◆ **TEXT BLOCK**:
|---|

Language Identification

Overview

A web app, created using Streamlit, for the task of language identification implemented using two different algorithms, one using a graph based n-gram approach,and the other, a character level lstm model. Languages identified: English, German, French, Dutch, Spanish, Italian

Web app

Dataset

Dataset used for this task was: http://www.win.tue.nl/~mpechen/projects/smm/. A total of 7200 (1200 for each class) samples were used for training and 1200 (200 for each class) for testing

Algorithms

a) LIGA:

An n-gram approach where n-grams (here, n=3) are nodes of a directed graph.
Each vertex captures the frequency of the tri-gram for all langauges.
Each edge captures the tri-gram order for all languages and assigns it a weight depending on the frequency.
At inference time, text is broken into same order n-grams as the trained graph, and scores for the edges and vertices are added to the respective language score.
The scores are normalized, each being in a range of [0,2] (Since, both edge and vertex scores are added, max score is 2).

|---|

(Rows from a dataset)

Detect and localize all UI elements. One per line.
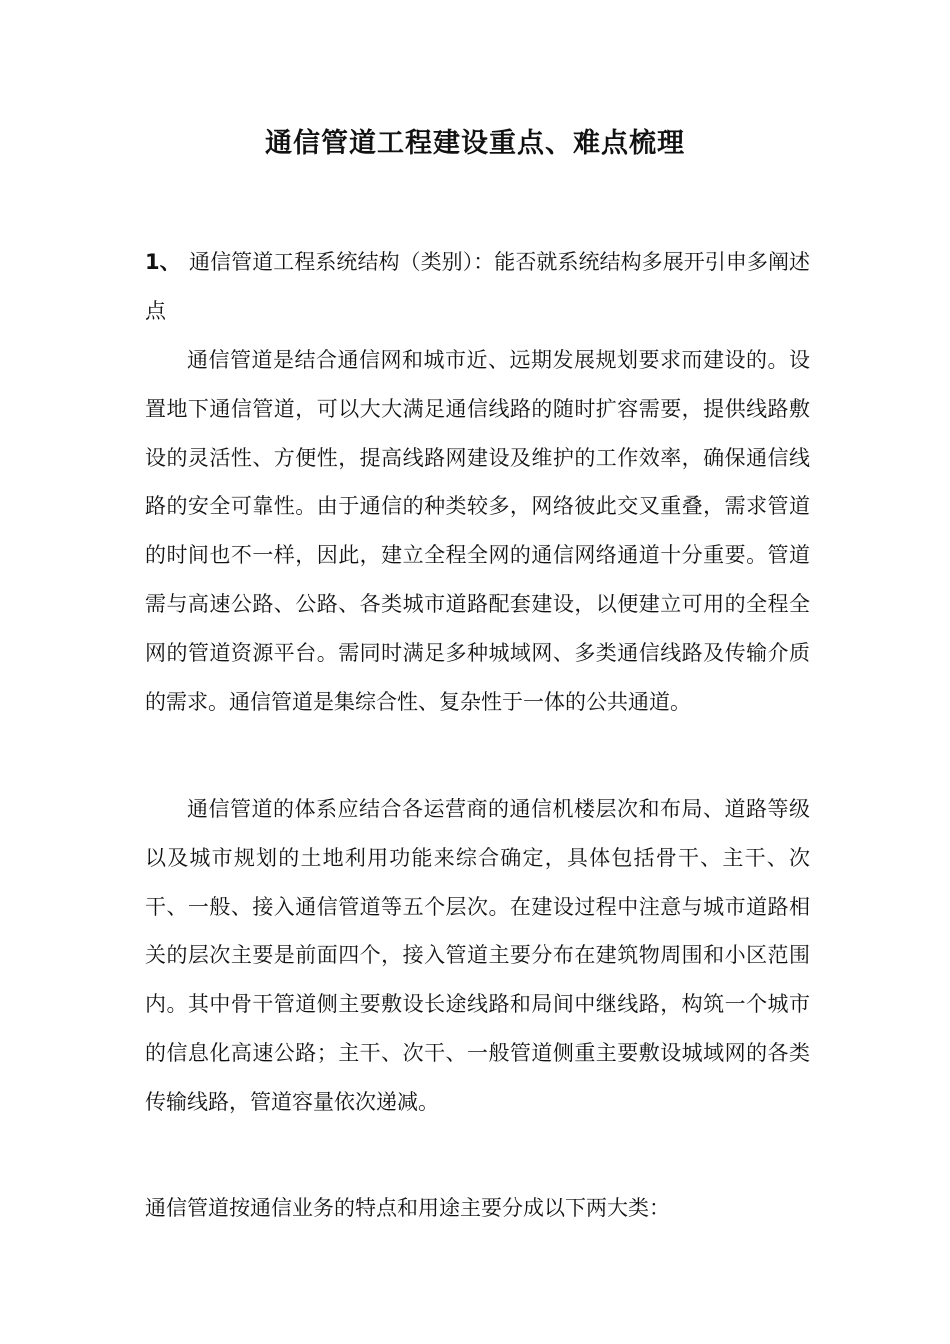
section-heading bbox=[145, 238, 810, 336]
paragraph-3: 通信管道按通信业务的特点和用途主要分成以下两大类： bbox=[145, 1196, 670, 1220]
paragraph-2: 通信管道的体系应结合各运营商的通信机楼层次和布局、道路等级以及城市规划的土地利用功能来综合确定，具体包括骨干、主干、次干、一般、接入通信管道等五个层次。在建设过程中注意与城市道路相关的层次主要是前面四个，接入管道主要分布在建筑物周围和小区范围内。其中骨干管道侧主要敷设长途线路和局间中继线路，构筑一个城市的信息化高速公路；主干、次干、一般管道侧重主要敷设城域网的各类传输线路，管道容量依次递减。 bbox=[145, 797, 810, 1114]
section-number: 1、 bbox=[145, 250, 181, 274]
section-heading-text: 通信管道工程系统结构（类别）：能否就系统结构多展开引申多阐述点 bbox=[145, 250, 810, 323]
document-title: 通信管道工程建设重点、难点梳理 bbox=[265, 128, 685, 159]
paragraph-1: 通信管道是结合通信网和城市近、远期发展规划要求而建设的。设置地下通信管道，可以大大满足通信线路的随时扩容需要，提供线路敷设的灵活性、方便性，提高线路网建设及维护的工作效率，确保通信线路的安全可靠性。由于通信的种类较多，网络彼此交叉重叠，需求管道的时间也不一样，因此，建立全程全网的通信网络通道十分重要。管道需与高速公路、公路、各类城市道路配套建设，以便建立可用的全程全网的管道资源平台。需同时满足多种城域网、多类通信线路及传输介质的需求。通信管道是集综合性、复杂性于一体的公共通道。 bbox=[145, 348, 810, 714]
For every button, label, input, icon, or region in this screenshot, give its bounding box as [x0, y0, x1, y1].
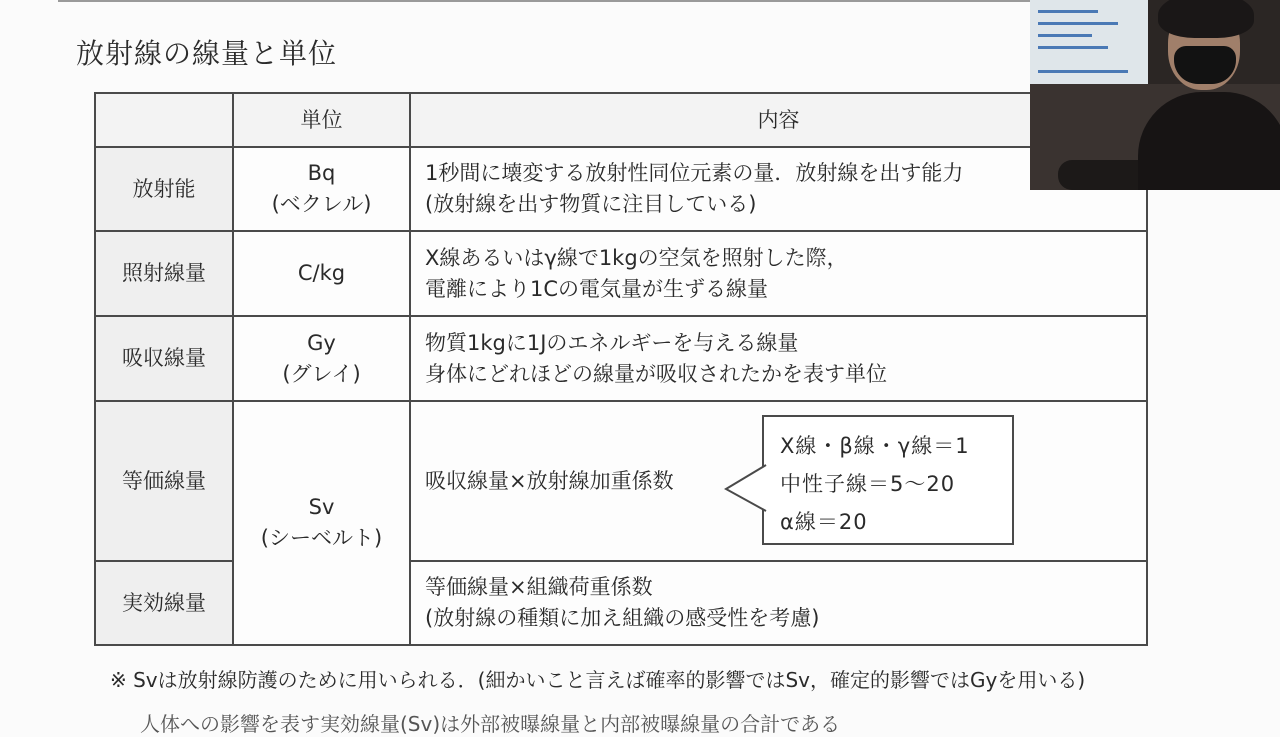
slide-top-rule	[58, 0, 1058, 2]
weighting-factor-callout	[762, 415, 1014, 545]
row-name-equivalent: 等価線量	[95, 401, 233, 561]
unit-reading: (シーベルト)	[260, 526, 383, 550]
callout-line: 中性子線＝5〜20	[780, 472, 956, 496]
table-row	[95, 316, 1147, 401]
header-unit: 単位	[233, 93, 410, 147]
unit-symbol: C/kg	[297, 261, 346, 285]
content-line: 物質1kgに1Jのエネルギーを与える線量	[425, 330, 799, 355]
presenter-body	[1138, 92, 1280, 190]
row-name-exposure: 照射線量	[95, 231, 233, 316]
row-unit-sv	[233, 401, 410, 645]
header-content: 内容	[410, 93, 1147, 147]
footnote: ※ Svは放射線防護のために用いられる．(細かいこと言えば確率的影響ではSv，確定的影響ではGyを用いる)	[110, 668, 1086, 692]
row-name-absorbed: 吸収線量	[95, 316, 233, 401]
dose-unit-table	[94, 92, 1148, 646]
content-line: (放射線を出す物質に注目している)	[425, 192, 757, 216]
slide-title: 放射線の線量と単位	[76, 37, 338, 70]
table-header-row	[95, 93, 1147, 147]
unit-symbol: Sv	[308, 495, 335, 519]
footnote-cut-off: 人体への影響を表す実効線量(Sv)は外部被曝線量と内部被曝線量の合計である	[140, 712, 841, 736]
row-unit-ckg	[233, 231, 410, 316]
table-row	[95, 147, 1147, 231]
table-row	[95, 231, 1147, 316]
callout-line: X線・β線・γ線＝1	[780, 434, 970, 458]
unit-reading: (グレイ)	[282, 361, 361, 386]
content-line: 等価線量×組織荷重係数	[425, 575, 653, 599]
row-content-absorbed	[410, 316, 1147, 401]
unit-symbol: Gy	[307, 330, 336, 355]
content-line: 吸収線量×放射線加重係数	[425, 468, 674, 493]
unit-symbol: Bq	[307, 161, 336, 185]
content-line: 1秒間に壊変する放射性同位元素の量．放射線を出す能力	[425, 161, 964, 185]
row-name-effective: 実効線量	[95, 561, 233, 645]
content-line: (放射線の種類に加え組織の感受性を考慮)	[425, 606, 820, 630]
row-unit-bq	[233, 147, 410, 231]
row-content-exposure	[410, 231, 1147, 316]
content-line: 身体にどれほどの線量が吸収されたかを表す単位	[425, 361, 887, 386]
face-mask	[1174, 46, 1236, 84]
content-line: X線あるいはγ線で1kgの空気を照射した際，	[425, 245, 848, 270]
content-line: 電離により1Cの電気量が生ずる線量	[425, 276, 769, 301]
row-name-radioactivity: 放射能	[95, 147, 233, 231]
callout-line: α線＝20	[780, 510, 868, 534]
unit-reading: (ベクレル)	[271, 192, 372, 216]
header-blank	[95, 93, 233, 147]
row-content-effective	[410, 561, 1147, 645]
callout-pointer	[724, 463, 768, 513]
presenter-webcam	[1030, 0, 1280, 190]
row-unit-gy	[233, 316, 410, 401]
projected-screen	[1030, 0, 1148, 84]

|---|

◆ **WHAT THE EXERCISE ASKS**: Pick up the language identification write-up after its last sentence and keep going in the same style.

◆ **ANSWER FOR THE TASK**:
Language with the maximum score is the correct language for the text.
Acheived an accuracy of 94 % on the test dataset.

b) LSTM:

A character level Bi-lstm implemented in PyTorch, for sequences of 90 characters.
An embedding size of 300 is used for the characters, with their being 61 total characters in our vocabulary.
For cross validation, a 5 fold cross validation technique was used, with the accuracy for testing being 96 %.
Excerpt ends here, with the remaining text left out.